=== What to do ===
Find the string "this" in the records. Copy every line it appears in.
-------- Given data --------
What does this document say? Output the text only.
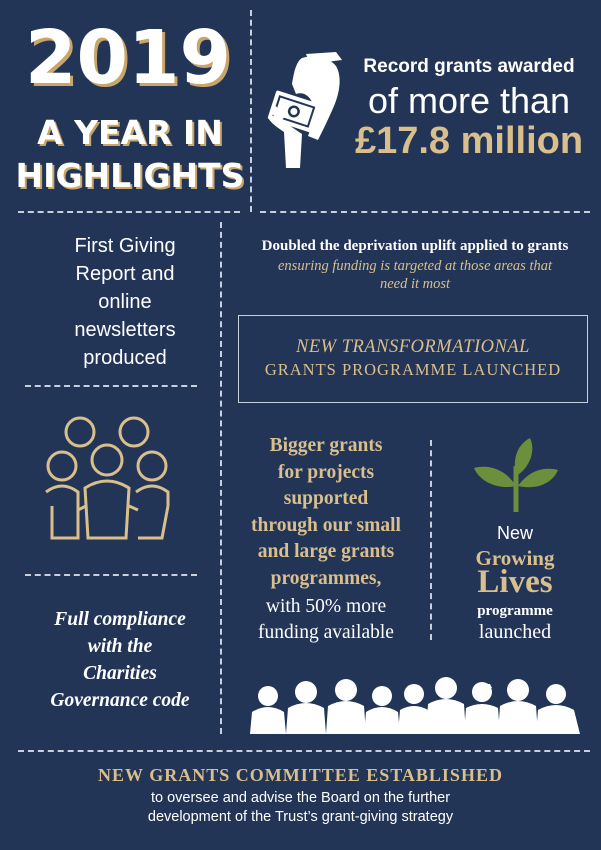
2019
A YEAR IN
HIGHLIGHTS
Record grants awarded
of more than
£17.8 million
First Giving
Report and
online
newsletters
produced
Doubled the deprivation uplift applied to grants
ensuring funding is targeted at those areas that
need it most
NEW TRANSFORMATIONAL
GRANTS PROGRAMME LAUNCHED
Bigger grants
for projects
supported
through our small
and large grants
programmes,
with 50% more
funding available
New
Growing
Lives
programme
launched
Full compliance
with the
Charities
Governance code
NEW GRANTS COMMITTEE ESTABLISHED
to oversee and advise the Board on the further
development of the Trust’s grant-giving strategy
--------
-------- Given data --------
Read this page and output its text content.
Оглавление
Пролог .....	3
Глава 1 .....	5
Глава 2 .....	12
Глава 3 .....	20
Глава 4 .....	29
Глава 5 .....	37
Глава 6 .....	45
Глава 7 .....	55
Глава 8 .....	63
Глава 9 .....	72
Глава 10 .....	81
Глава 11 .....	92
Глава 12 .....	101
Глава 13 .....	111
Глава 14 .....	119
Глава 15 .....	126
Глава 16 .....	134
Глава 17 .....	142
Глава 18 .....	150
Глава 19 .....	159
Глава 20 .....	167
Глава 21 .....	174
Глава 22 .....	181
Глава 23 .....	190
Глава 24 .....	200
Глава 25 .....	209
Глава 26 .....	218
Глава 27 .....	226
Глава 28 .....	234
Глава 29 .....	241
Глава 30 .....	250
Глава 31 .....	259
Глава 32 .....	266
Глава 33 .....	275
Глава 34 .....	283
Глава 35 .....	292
--------
=== Expected answer ===
What does this document say? Output the text only.
Read this page and output its text content.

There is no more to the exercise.